*Required task:*
Tally up the lines carrying the string "band" and respond with only the resulting number.

# # # #

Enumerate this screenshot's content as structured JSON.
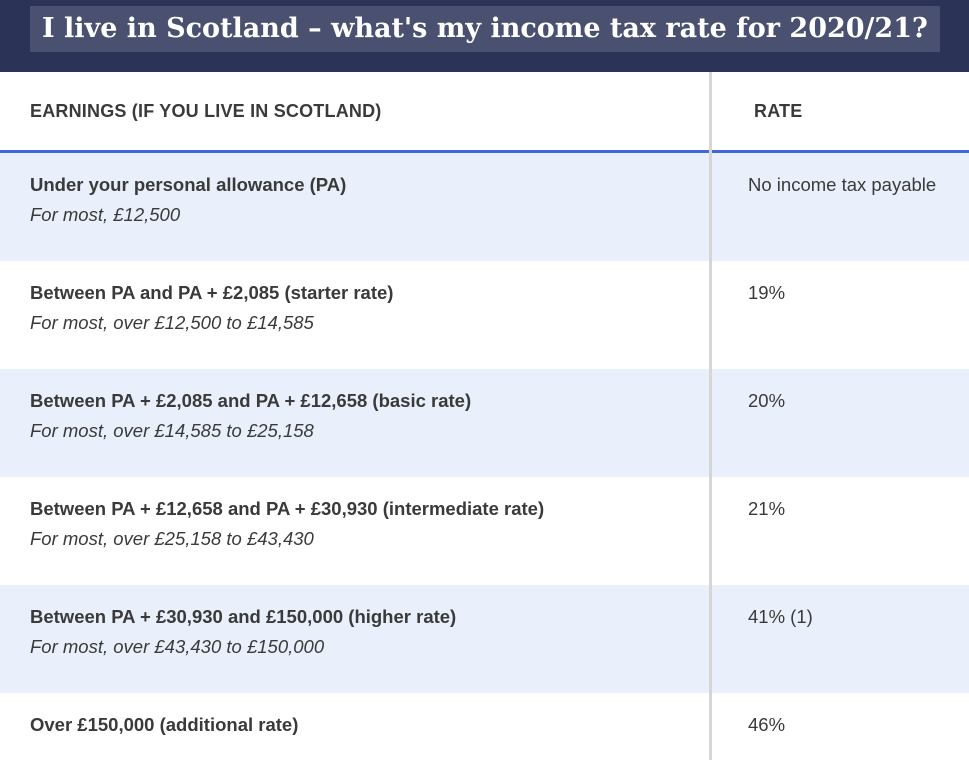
{
  "title": "I live in Scotland – what's my income tax rate for 2020/21?",
  "table": {
    "headers": {
      "earnings": "EARNINGS (IF YOU LIVE IN SCOTLAND)",
      "rate": "RATE"
    },
    "rows": [
      {
        "band": "Under your personal allowance (PA)",
        "detail": "For most, £12,500",
        "rate": "No income tax payable"
      },
      {
        "band": "Between PA and PA + £2,085 (starter rate)",
        "detail": "For most, over £12,500 to £14,585",
        "rate": "19%"
      },
      {
        "band": "Between PA + £2,085 and PA + £12,658 (basic rate)",
        "detail": "For most, over £14,585 to £25,158",
        "rate": "20%"
      },
      {
        "band": "Between PA + £12,658 and PA + £30,930 (intermediate rate)",
        "detail": "For most, over £25,158 to £43,430",
        "rate": "21%"
      },
      {
        "band": "Between PA + £30,930 and £150,000 (higher rate)",
        "detail": "For most, over £43,430 to £150,000",
        "rate": "41% (1)"
      },
      {
        "band": "Over £150,000 (additional rate)",
        "detail": "",
        "rate": "46%"
      }
    ]
  },
  "colors": {
    "header_bg": "#2b3456",
    "title_bg": "#4a5170",
    "header_rule": "#3d6ad6",
    "row_shade": "#e9f0fb"
  }
}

# # # #

*Solution for this problem:*
6